TASK PROMPT:
Please copy every line of the records below that holds the word "پرداخت".

-*-

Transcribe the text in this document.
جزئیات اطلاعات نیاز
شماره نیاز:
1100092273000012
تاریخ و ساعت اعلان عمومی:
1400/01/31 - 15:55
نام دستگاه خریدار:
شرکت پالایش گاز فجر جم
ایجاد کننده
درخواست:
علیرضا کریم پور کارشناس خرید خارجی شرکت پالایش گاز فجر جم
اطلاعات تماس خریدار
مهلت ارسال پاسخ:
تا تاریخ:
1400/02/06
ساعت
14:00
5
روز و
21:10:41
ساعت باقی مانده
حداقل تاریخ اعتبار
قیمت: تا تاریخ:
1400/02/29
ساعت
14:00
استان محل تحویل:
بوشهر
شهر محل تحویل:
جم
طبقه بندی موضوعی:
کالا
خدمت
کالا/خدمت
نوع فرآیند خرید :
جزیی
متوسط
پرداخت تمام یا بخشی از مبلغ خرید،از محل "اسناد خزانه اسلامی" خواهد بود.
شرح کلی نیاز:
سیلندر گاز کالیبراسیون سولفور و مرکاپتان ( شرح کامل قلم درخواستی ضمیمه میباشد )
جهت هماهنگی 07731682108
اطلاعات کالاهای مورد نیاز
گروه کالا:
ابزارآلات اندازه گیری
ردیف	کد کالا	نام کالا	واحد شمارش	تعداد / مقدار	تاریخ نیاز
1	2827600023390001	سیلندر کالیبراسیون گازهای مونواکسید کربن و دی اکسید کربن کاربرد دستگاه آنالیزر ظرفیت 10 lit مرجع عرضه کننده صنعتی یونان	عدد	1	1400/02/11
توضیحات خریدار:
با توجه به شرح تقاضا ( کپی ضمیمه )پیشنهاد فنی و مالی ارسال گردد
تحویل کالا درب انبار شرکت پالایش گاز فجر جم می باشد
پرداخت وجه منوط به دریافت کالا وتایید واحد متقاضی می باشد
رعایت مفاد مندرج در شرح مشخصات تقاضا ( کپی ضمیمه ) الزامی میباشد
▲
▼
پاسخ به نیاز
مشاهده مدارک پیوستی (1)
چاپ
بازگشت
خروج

-*-

RESULT OF THE EXERCISE:
پرداخت تمام یا بخشی از مبلغ خرید،از محل "اسناد خزانه اسلامی" خواهد بود.
پرداخت وجه منوط به دریافت کالا وتایید واحد متقاضی می باشد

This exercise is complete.